* start *
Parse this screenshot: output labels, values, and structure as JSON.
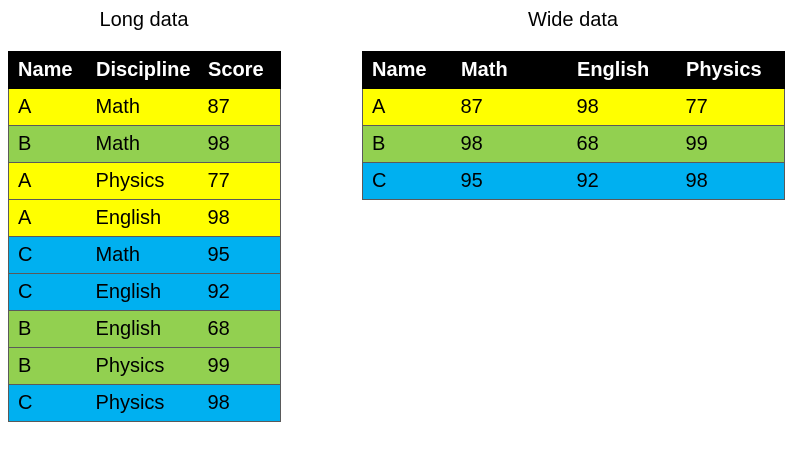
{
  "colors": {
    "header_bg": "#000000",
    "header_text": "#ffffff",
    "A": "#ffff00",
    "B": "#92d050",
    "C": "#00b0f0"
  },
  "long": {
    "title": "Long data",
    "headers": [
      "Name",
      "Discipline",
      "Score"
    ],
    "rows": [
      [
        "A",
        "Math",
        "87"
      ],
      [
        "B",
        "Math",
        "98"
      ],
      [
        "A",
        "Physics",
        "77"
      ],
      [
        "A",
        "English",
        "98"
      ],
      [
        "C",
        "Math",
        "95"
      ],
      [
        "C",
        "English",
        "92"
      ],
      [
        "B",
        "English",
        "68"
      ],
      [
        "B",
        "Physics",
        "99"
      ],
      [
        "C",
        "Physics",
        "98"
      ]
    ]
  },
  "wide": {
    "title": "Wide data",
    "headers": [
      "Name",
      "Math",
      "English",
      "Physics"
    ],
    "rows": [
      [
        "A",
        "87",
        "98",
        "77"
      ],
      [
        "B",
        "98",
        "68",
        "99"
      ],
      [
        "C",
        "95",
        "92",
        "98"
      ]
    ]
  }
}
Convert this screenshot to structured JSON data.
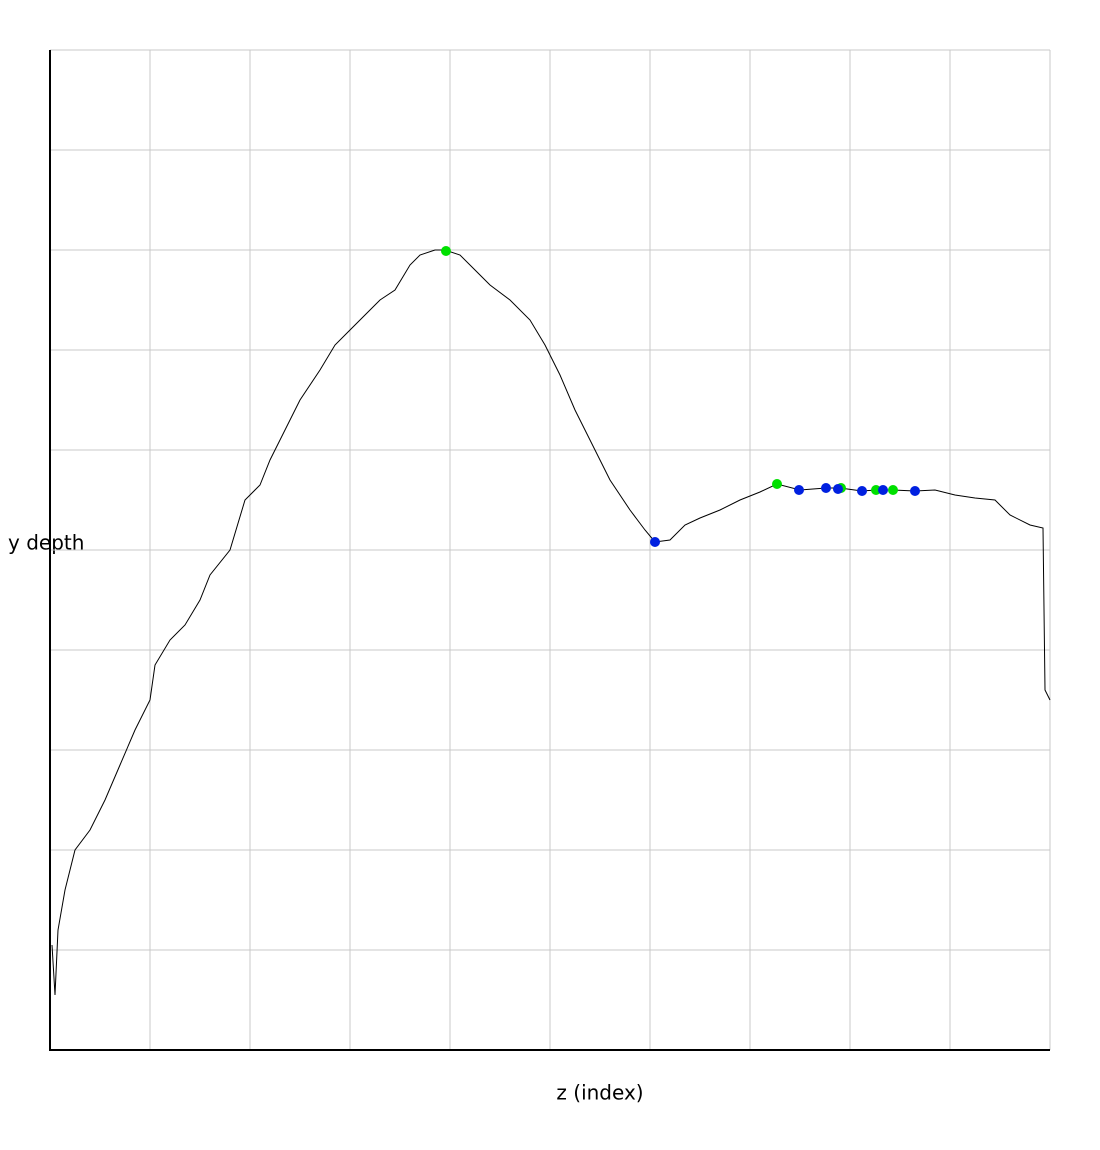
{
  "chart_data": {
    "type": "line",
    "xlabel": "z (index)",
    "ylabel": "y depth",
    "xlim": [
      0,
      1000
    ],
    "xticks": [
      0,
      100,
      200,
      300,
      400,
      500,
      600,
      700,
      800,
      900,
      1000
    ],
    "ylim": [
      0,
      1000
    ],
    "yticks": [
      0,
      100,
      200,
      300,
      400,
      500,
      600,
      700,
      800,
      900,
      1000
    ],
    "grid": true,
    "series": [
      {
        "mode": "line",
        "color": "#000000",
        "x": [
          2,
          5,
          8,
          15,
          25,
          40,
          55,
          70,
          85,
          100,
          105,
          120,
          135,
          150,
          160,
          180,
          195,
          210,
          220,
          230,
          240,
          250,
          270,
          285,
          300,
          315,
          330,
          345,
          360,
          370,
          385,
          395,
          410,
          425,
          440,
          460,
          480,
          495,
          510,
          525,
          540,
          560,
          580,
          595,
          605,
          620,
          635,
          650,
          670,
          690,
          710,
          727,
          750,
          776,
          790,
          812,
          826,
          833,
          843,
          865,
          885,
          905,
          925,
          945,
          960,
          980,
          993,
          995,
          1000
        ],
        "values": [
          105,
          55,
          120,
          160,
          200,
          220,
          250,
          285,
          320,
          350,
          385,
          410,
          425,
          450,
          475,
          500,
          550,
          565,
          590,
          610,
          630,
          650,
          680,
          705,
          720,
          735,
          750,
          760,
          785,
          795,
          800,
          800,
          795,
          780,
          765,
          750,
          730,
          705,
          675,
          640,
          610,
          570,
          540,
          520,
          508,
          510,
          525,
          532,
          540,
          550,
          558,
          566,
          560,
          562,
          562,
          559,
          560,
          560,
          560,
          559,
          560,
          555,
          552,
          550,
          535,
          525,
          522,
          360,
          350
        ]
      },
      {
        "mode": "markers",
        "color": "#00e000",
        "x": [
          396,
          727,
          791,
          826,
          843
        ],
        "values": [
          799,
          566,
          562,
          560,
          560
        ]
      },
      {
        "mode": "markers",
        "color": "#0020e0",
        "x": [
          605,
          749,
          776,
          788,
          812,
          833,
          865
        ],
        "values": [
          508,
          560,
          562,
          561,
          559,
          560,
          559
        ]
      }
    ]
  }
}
* end *
**WHAT YOU NEED TO DO**
Copy every record above exactly, leaving out any pictures.

**COMPLETE RESPONSE**
Parse this screenshot: output labels, values, and structure as JSON.
{
  "colors": {
    "header_bg": "#000000",
    "header_text": "#ffffff",
    "A": "#ffff00",
    "B": "#92d050",
    "C": "#00b0f0"
  },
  "long": {
    "title": "Long data",
    "headers": [
      "Name",
      "Discipline",
      "Score"
    ],
    "rows": [
      [
        "A",
        "Math",
        "87"
      ],
      [
        "B",
        "Math",
        "98"
      ],
      [
        "A",
        "Physics",
        "77"
      ],
      [
        "A",
        "English",
        "98"
      ],
      [
        "C",
        "Math",
        "95"
      ],
      [
        "C",
        "English",
        "92"
      ],
      [
        "B",
        "English",
        "68"
      ],
      [
        "B",
        "Physics",
        "99"
      ],
      [
        "C",
        "Physics",
        "98"
      ]
    ]
  },
  "wide": {
    "title": "Wide data",
    "headers": [
      "Name",
      "Math",
      "English",
      "Physics"
    ],
    "rows": [
      [
        "A",
        "87",
        "98",
        "77"
      ],
      [
        "B",
        "98",
        "68",
        "99"
      ],
      [
        "C",
        "95",
        "92",
        "98"
      ]
    ]
  }
}
Convert this screenshot to structured JSON data.
{
  "chart_data": {
    "type": "line",
    "xlabel": "z (index)",
    "ylabel": "y depth",
    "xlim": [
      0,
      1000
    ],
    "xticks": [
      0,
      100,
      200,
      300,
      400,
      500,
      600,
      700,
      800,
      900,
      1000
    ],
    "ylim": [
      0,
      1000
    ],
    "yticks": [
      0,
      100,
      200,
      300,
      400,
      500,
      600,
      700,
      800,
      900,
      1000
    ],
    "grid": true,
    "series": [
      {
        "mode": "line",
        "color": "#000000",
        "x": [
          2,
          5,
          8,
          15,
          25,
          40,
          55,
          70,
          85,
          100,
          105,
          120,
          135,
          150,
          160,
          180,
          195,
          210,
          220,
          230,
          240,
          250,
          270,
          285,
          300,
          315,
          330,
          345,
          360,
          370,
          385,
          395,
          410,
          425,
          440,
          460,
          480,
          495,
          510,
          525,
          540,
          560,
          580,
          595,
          605,
          620,
          635,
          650,
          670,
          690,
          710,
          727,
          750,
          776,
          790,
          812,
          826,
          833,
          843,
          865,
          885,
          905,
          925,
          945,
          960,
          980,
          993,
          995,
          1000
        ],
        "values": [
          105,
          55,
          120,
          160,
          200,
          220,
          250,
          285,
          320,
          350,
          385,
          410,
          425,
          450,
          475,
          500,
          550,
          565,
          590,
          610,
          630,
          650,
          680,
          705,
          720,
          735,
          750,
          760,
          785,
          795,
          800,
          800,
          795,
          780,
          765,
          750,
          730,
          705,
          675,
          640,
          610,
          570,
          540,
          520,
          508,
          510,
          525,
          532,
          540,
          550,
          558,
          566,
          560,
          562,
          562,
          559,
          560,
          560,
          560,
          559,
          560,
          555,
          552,
          550,
          535,
          525,
          522,
          360,
          350
        ]
      },
      {
        "mode": "markers",
        "color": "#00e000",
        "x": [
          396,
          727,
          791,
          826,
          843
        ],
        "values": [
          799,
          566,
          562,
          560,
          560
        ]
      },
      {
        "mode": "markers",
        "color": "#0020e0",
        "x": [
          605,
          749,
          776,
          788,
          812,
          833,
          865
        ],
        "values": [
          508,
          560,
          562,
          561,
          559,
          560,
          559
        ]
      }
    ]
  }
}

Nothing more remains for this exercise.